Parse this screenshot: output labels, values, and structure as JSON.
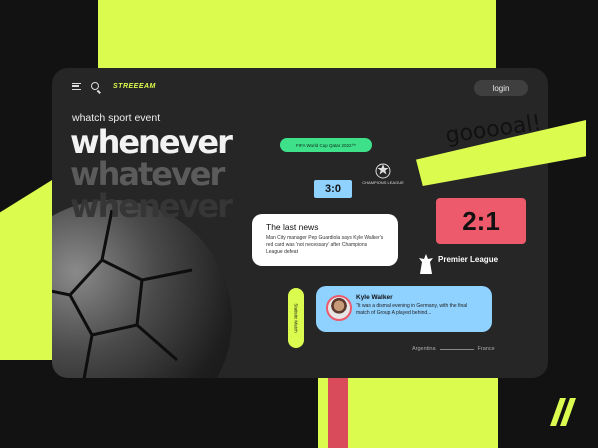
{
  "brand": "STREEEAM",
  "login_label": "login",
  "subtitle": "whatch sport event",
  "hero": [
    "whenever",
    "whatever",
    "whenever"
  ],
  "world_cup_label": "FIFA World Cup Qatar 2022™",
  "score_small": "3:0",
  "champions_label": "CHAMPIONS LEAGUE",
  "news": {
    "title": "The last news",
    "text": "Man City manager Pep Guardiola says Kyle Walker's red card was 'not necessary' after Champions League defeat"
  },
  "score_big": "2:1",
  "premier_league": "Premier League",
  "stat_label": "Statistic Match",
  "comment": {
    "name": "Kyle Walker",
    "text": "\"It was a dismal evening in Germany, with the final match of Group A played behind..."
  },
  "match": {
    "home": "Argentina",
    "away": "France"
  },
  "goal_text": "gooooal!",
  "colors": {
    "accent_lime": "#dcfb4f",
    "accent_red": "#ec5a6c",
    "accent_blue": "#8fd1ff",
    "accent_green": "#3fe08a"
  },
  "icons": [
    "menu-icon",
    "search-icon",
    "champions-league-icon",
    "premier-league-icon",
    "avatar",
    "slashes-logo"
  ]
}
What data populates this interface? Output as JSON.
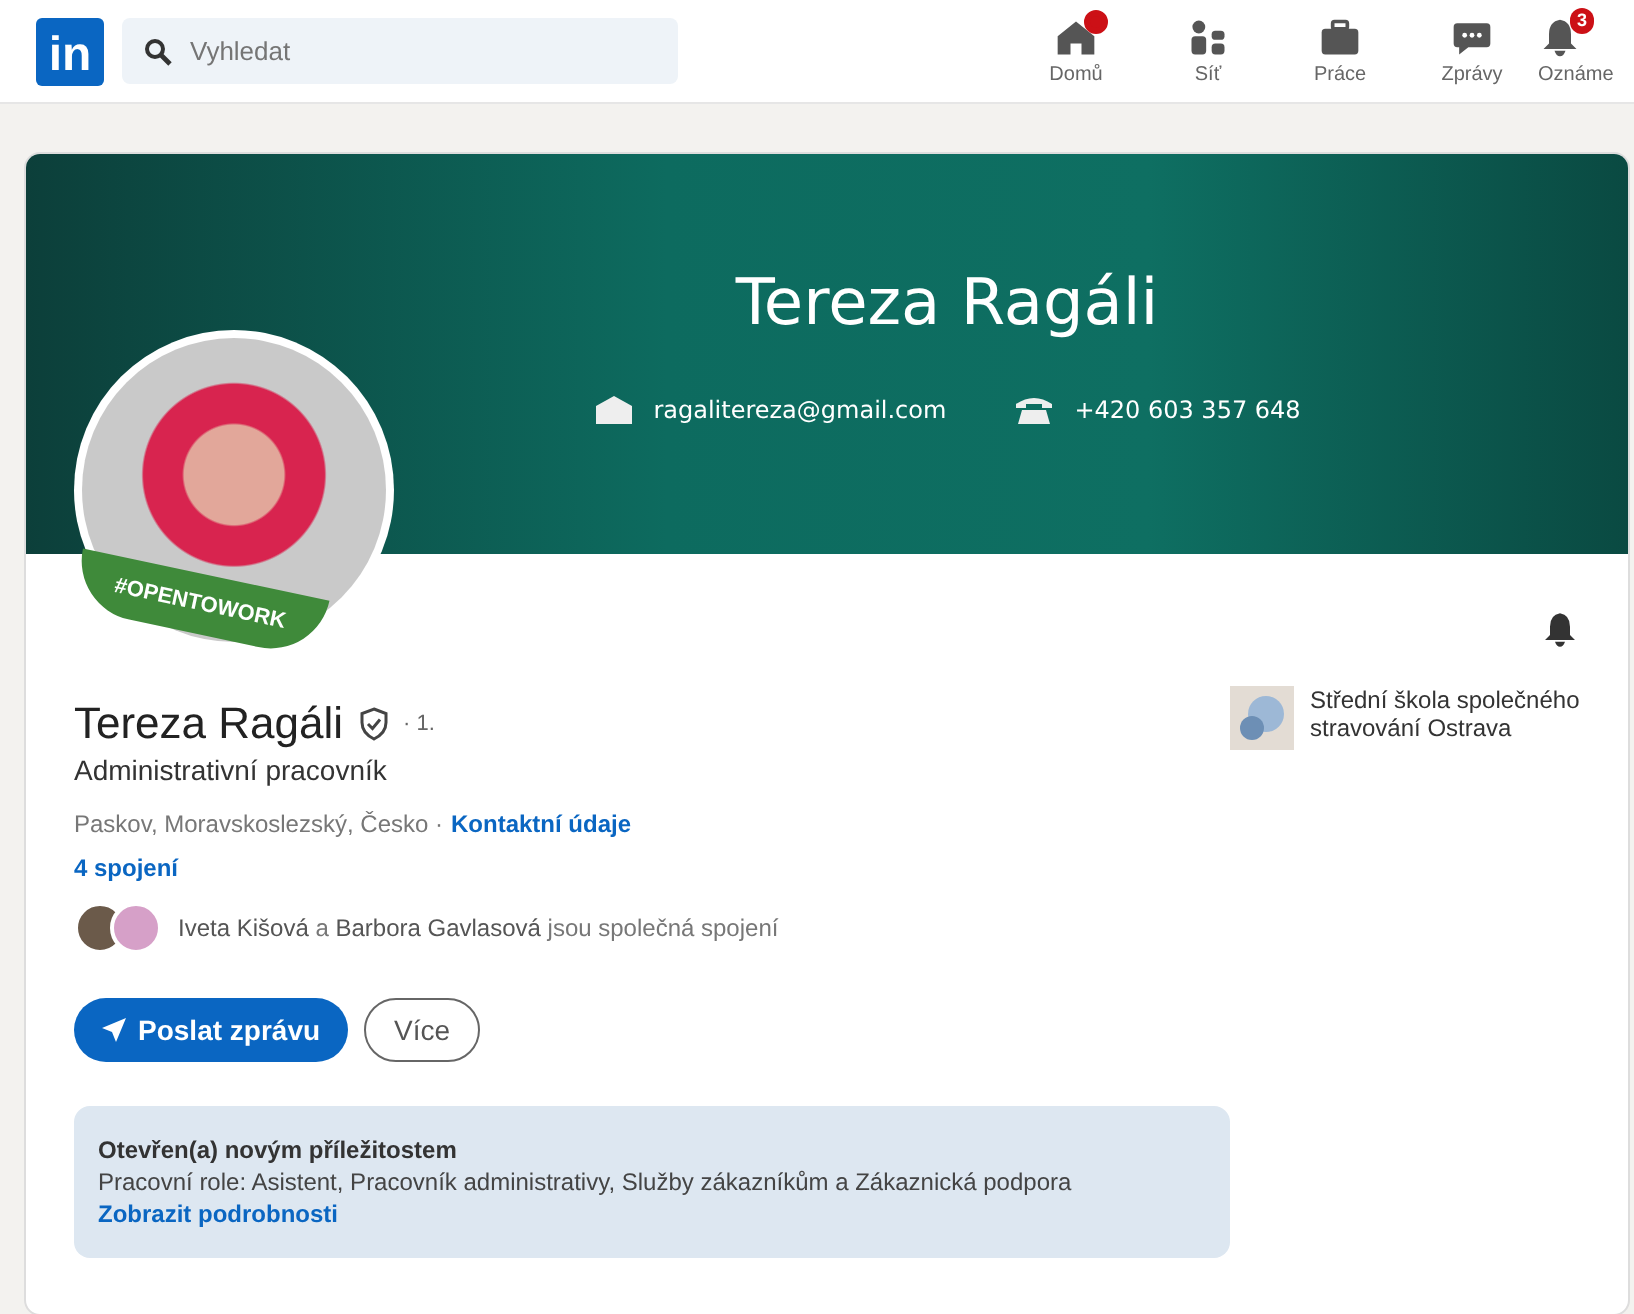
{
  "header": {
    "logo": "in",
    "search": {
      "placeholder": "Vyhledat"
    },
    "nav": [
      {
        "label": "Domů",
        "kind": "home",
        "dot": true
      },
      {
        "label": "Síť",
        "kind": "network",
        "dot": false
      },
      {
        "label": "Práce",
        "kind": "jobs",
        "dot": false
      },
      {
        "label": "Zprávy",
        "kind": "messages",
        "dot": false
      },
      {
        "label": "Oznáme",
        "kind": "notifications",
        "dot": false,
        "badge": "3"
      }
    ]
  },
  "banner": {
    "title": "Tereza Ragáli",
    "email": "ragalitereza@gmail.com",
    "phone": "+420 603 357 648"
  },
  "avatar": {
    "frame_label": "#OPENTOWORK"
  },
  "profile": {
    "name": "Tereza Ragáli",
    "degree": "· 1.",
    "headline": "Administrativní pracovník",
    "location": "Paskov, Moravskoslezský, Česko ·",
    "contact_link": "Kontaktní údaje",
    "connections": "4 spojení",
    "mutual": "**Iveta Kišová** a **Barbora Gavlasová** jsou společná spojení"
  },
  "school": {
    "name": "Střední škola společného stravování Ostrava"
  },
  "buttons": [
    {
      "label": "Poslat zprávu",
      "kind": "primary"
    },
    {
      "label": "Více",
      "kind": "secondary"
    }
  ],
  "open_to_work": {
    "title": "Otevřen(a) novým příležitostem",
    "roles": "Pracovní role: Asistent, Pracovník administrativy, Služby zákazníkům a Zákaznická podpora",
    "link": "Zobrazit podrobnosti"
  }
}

_ _ _

GOAL OF THE EXERCISE:
Take the line containing "What data populates" and every line after it up to the end of the data, and write them out exactly, without the pictures.

RESPONSE TO THIS EXERCISE:
What data populates this interface? Output as JSON.
{
  "header": {
    "logo": "in",
    "search": {
      "placeholder": "Vyhledat"
    },
    "nav": [
      {
        "label": "Domů",
        "kind": "home",
        "dot": true
      },
      {
        "label": "Síť",
        "kind": "network",
        "dot": false
      },
      {
        "label": "Práce",
        "kind": "jobs",
        "dot": false
      },
      {
        "label": "Zprávy",
        "kind": "messages",
        "dot": false
      },
      {
        "label": "Oznáme",
        "kind": "notifications",
        "dot": false,
        "badge": "3"
      }
    ]
  },
  "banner": {
    "title": "Tereza Ragáli",
    "email": "ragalitereza@gmail.com",
    "phone": "+420 603 357 648"
  },
  "avatar": {
    "frame_label": "#OPENTOWORK"
  },
  "profile": {
    "name": "Tereza Ragáli",
    "degree": "· 1.",
    "headline": "Administrativní pracovník",
    "location": "Paskov, Moravskoslezský, Česko ·",
    "contact_link": "Kontaktní údaje",
    "connections": "4 spojení",
    "mutual": "**Iveta Kišová** a **Barbora Gavlasová** jsou společná spojení"
  },
  "school": {
    "name": "Střední škola společného stravování Ostrava"
  },
  "buttons": [
    {
      "label": "Poslat zprávu",
      "kind": "primary"
    },
    {
      "label": "Více",
      "kind": "secondary"
    }
  ],
  "open_to_work": {
    "title": "Otevřen(a) novým příležitostem",
    "roles": "Pracovní role: Asistent, Pracovník administrativy, Služby zákazníkům a Zákaznická podpora",
    "link": "Zobrazit podrobnosti"
  }
}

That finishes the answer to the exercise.